Figure contents as structured data:
* BEGIN *

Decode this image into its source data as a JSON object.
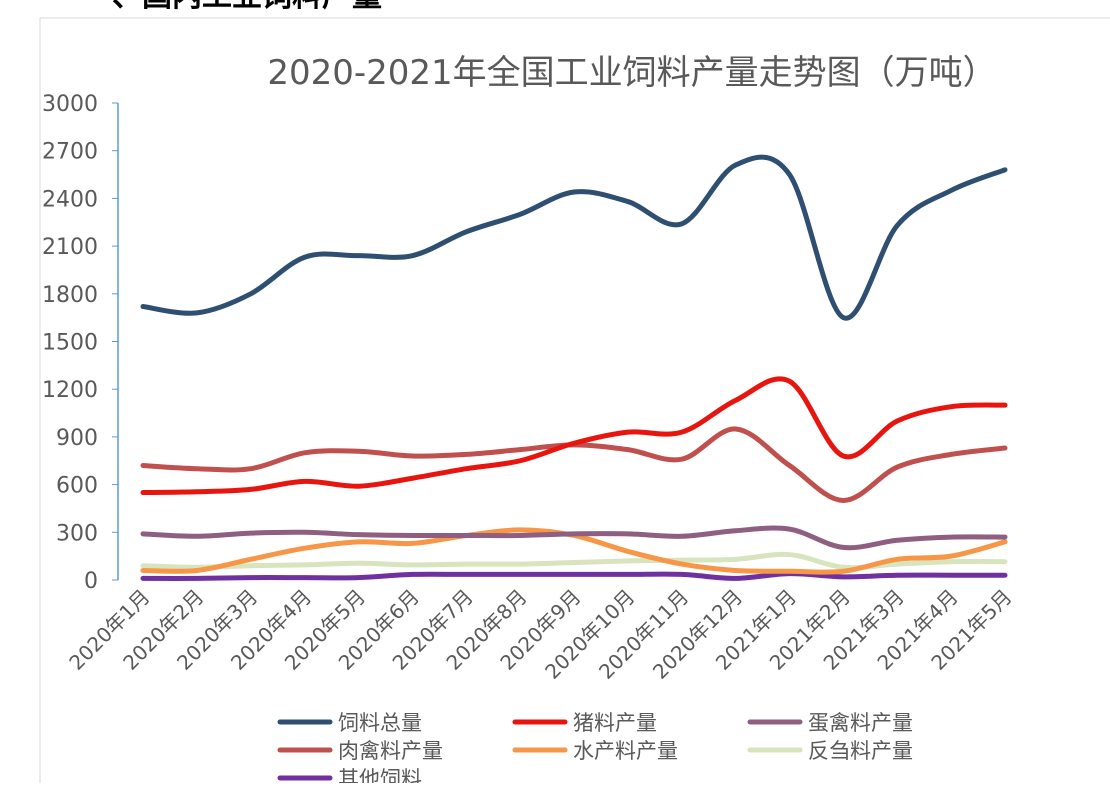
{
  "heading": "、国内工业饲料产量",
  "chart_data": {
    "type": "line",
    "title": "2020-2021年全国工业饲料产量走势图（万吨）",
    "categories": [
      "2020年1月",
      "2020年2月",
      "2020年3月",
      "2020年4月",
      "2020年5月",
      "2020年6月",
      "2020年7月",
      "2020年8月",
      "2020年9月",
      "2020年10月",
      "2020年11月",
      "2020年12月",
      "2021年1月",
      "2021年2月",
      "2021年3月",
      "2021年4月",
      "2021年5月"
    ],
    "series": [
      {
        "name": "饲料总量",
        "color": "#2e4f72",
        "values": [
          1720,
          1680,
          1800,
          2030,
          2040,
          2040,
          2190,
          2300,
          2440,
          2380,
          2240,
          2610,
          2550,
          1650,
          2230,
          2450,
          2580
        ]
      },
      {
        "name": "猪料产量",
        "color": "#e8140e",
        "values": [
          550,
          555,
          570,
          620,
          590,
          640,
          700,
          750,
          860,
          930,
          930,
          1130,
          1250,
          780,
          1000,
          1090,
          1100
        ]
      },
      {
        "name": "蛋禽料产量",
        "color": "#8e5f80",
        "values": [
          290,
          275,
          295,
          300,
          285,
          280,
          280,
          280,
          290,
          290,
          275,
          310,
          320,
          205,
          250,
          270,
          270
        ]
      },
      {
        "name": "肉禽料产量",
        "color": "#c0504d",
        "values": [
          720,
          700,
          700,
          800,
          810,
          780,
          790,
          820,
          850,
          820,
          760,
          950,
          720,
          500,
          710,
          790,
          830
        ]
      },
      {
        "name": "水产料产量",
        "color": "#f79646",
        "values": [
          60,
          60,
          130,
          200,
          240,
          230,
          280,
          315,
          280,
          180,
          100,
          60,
          55,
          55,
          130,
          150,
          240
        ]
      },
      {
        "name": "反刍料产量",
        "color": "#d7e4bd",
        "values": [
          90,
          80,
          90,
          95,
          105,
          95,
          100,
          100,
          110,
          120,
          125,
          130,
          160,
          80,
          100,
          115,
          115
        ]
      },
      {
        "name": "其他饲料",
        "color": "#7030a0",
        "values": [
          10,
          10,
          15,
          15,
          15,
          35,
          35,
          35,
          35,
          35,
          35,
          10,
          40,
          20,
          30,
          30,
          30
        ]
      }
    ],
    "ylim": [
      0,
      3000
    ],
    "yticks": [
      0,
      300,
      600,
      900,
      1200,
      1500,
      1800,
      2100,
      2400,
      2700,
      3000
    ],
    "grid": false,
    "legend": "bottom"
  }
}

* END *

(REQUEST): Count the lines in the records above that contain the word "color", and reply with only that number.

(ANSWER IN FULL): 7